[Study text Boundary: Start]

Leancrypto Version 1.7.0

Code

Changes 1.7.0

  • FIPS: mark only seeded DRBG instances as FIPS-approved

  • ASN.1: add lc_x509_cert_check_issuer_ca convenience function

  • Enable side-channel-resistant AES implementation (and thus enable respective Timecop tests)

  • Fix some side channel test failures (all failures are due to test case issues, and no real problems)

  • AARCH64: enable GCS support (see https://community.arm.com/arm-community-blogs/b/tools-software-ides-blog/posts/gcc-15-continuously-improving#guarded and https://docs.kernel.org/next/arch/arm64/gcs.html)

  • Add PKCS#8 support for ML-DSA following RFC9881 including full support for the seed or full keys. The change adds OpenSSL interoperability testing as well. NOTE: The raw on-disk private key format that is generated with lc_x509_generate –create-keypair changed to comply with RFC9881.

  • Add PKCS#8 support for SLH-DSA. The change adds OpenSSL interoperability testing as well. NOTE: The raw on-disk private key format that is generated with lc_x509_generate –create-keypair changed to dump the raw key instead of wrapping it into a BIT STRING to comply with OpenSSL’s format.

  • Provide full PKCS#7 interoperability with OpenSSL: OpenSSL artificially orders the parsing of the authenticated attributes. This implies that the message digest part of the authenticated attributes is parsed as last entry. This ordering is important for the signature generation and verification. Furthermore, for ML-DSA/SLH-DSA, the authenticated attributes are signed with the pure algorithm instead of the pre-hashed operation as suggested by RFC5652 section 9.2.

  • ML-KEM/DSA: add safety measures against compilers trying to reason about code they should not reason about. Changes are suggested by “Becker, Hanno” beckphan@amazon.co.uk and derived from https://github.com/pq-code-package/ml[dsa|kem]-native/

  • ML-DSA: reduce amount of duplicate code compilation suggested by “Becker, Hanno” beckphan@amazon.co.uk

  • ML-DSA: fix bug in poly_uniform which, however, is unlikely to be triggered

  • AVX2 / AVX512 / CLMUL detection: Follow Intel instructions on detecting support. Also, ensure that code compiled with acceleration support is always invoked by non-accelerated code which has the check for acceleration support.

  • X.509: add lc_x509_policy_cert_subject_match API

  • Linux kernel: add support for rfc4106(gcm(aes)), xts(aes), cbc(aes), ctr(aes), chacha20, chacha20(rfc7539,poly1305), chacha20(rfc7539esp,poly1305), aes

  • Linux kernel: Add simple approach to compie leancrypto in-tree either as module or statically bound into the Linux kernel binary.

[Study text Boundary: End]
[Data for review Boundary: Start]

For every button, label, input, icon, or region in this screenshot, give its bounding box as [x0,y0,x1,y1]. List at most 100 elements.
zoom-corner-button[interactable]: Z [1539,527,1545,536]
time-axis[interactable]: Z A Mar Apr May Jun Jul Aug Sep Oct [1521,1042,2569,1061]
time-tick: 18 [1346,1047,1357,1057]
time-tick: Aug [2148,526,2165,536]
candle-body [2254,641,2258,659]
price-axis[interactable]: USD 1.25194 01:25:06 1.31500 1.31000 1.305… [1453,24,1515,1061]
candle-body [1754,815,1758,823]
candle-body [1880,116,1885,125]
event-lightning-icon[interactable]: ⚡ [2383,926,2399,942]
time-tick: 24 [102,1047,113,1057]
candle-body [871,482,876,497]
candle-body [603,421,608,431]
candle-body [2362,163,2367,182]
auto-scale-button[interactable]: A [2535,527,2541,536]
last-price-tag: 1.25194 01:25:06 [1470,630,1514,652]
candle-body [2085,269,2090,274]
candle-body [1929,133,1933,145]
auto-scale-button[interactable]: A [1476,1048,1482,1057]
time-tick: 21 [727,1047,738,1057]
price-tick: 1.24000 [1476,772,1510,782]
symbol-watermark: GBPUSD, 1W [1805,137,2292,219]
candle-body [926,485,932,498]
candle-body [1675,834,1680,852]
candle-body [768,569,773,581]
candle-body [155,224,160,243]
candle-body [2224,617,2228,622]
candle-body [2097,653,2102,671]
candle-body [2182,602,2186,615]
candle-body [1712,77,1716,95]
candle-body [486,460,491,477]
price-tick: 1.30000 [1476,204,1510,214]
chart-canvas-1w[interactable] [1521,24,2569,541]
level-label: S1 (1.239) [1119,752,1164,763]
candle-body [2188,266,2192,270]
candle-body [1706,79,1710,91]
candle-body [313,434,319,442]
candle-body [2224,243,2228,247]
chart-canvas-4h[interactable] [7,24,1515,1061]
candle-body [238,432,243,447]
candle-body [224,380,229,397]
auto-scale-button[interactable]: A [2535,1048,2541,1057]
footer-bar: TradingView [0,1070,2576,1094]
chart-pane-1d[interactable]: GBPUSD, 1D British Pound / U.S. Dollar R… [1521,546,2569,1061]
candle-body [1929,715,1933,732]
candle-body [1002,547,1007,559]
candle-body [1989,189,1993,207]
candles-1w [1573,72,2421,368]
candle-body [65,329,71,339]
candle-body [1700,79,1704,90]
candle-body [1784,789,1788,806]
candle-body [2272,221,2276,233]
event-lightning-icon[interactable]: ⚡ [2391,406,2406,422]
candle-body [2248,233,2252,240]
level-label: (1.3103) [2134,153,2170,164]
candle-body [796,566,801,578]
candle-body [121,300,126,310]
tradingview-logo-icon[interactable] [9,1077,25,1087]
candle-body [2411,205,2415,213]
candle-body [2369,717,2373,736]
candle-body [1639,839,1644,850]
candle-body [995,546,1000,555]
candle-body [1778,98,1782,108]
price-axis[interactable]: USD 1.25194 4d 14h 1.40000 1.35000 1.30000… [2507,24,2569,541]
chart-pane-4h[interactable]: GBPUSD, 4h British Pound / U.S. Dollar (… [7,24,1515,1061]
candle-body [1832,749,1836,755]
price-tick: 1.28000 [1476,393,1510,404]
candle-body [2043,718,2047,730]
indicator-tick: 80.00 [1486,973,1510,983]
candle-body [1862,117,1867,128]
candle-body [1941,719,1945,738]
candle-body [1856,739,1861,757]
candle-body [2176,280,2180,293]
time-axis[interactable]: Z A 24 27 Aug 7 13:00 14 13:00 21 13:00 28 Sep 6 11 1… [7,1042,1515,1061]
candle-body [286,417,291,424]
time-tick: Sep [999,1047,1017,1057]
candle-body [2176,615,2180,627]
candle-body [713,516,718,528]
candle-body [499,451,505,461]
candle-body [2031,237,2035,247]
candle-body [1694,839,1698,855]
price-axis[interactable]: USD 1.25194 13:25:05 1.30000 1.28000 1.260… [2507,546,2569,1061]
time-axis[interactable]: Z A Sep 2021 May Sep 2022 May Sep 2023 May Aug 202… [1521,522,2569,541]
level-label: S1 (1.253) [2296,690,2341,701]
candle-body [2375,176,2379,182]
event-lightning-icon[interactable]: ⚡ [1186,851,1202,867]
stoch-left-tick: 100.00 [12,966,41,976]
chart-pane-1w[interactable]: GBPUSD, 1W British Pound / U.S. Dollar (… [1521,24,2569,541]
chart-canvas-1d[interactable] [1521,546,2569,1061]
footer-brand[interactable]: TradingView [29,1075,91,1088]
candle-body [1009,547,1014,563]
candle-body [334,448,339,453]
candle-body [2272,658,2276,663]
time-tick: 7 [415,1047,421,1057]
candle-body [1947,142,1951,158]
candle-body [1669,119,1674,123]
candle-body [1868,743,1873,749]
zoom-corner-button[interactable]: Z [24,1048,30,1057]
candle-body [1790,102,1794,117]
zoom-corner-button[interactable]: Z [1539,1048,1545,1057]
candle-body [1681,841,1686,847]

[Data for review Boundary: End]

* [Required actions]
(A) Transcribe the Leancrypto 1.7.0 changes between "Changes 1.7.0" and "no real problems)", inclusive.
(B) Answer these questions using the Leancrypto 1.7.0 changes:
(i) Which RFC does the new PKCS#8 support for ML-DSA follow?
(ii) For ML-DSA/SLH-DSA in PKCS#7, what are the authenticated attributes signed with?
(iii) Which ML-DSA function had a bug fixed?

* [Responses per task]
(A)
Changes 1.7.0

  • FIPS: mark only seeded DRBG instances as FIPS-approved

  • ASN.1: add lc_x509_cert_check_issuer_ca convenience function

  • Enable side-channel-resistant AES implementation (and thus enable respective Timecop tests)

  • Fix some side channel test failures (all failures are due to test case issues, and no real problems)

(B)
(i) RFC9881.
(ii) The pure algorithm, instead of the pre-hashed operation suggested by RFC5652 section 9.2.
(iii) poly_uniform.